Data:
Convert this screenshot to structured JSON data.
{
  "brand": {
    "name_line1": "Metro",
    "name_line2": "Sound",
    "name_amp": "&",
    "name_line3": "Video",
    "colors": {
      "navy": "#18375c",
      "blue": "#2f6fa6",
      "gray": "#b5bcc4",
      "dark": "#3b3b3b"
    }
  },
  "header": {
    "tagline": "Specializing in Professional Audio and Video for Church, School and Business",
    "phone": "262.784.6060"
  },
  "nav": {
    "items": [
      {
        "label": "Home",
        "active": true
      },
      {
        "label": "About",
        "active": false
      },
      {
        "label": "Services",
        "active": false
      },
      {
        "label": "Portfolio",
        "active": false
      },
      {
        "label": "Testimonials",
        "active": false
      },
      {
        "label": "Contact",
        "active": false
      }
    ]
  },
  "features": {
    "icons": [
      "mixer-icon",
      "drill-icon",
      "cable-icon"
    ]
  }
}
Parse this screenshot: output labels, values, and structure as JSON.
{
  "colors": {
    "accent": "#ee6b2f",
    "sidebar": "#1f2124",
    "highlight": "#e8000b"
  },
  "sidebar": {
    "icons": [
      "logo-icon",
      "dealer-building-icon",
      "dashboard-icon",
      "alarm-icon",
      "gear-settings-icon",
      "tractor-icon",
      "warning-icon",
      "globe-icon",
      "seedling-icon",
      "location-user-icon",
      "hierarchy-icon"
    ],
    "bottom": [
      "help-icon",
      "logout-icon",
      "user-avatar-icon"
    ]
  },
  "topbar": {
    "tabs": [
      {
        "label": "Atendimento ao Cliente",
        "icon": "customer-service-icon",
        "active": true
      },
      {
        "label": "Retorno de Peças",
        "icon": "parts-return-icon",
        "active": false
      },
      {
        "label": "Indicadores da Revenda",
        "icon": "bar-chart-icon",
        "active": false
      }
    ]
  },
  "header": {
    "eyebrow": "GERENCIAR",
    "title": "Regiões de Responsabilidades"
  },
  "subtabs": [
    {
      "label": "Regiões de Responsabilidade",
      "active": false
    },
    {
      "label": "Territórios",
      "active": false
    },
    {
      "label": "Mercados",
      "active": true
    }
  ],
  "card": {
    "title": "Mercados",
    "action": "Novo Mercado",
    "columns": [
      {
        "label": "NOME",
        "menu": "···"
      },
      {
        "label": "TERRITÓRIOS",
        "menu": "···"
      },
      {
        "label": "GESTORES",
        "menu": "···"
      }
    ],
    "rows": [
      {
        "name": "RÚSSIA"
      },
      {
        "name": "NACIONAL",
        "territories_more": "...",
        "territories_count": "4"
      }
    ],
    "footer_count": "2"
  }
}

Work to complete:
Everything from the line containing "Parse this screenshot: output" through the last line of the records must be given again exactly; leave out all other lines.

Answer to this problem:
Parse this screenshot: output labels, values, and structure as JSON.
{
  "colors": {
    "accent": "#ee6b2f",
    "sidebar": "#1f2124",
    "highlight": "#e8000b"
  },
  "sidebar": {
    "icons": [
      "logo-icon",
      "dealer-building-icon",
      "dashboard-icon",
      "alarm-icon",
      "gear-settings-icon",
      "tractor-icon",
      "warning-icon",
      "globe-icon",
      "seedling-icon",
      "location-user-icon",
      "hierarchy-icon"
    ],
    "bottom": [
      "help-icon",
      "logout-icon",
      "user-avatar-icon"
    ]
  },
  "topbar": {
    "tabs": [
      {
        "label": "Atendimento ao Cliente",
        "icon": "customer-service-icon",
        "active": true
      },
      {
        "label": "Retorno de Peças",
        "icon": "parts-return-icon",
        "active": false
      },
      {
        "label": "Indicadores da Revenda",
        "icon": "bar-chart-icon",
        "active": false
      }
    ]
  },
  "header": {
    "eyebrow": "GERENCIAR",
    "title": "Regiões de Responsabilidades"
  },
  "subtabs": [
    {
      "label": "Regiões de Responsabilidade",
      "active": false
    },
    {
      "label": "Territórios",
      "active": false
    },
    {
      "label": "Mercados",
      "active": true
    }
  ],
  "card": {
    "title": "Mercados",
    "action": "Novo Mercado",
    "columns": [
      {
        "label": "NOME",
        "menu": "···"
      },
      {
        "label": "TERRITÓRIOS",
        "menu": "···"
      },
      {
        "label": "GESTORES",
        "menu": "···"
      }
    ],
    "rows": [
      {
        "name": "RÚSSIA"
      },
      {
        "name": "NACIONAL",
        "territories_more": "...",
        "territories_count": "4"
      }
    ],
    "footer_count": "2"
  }
}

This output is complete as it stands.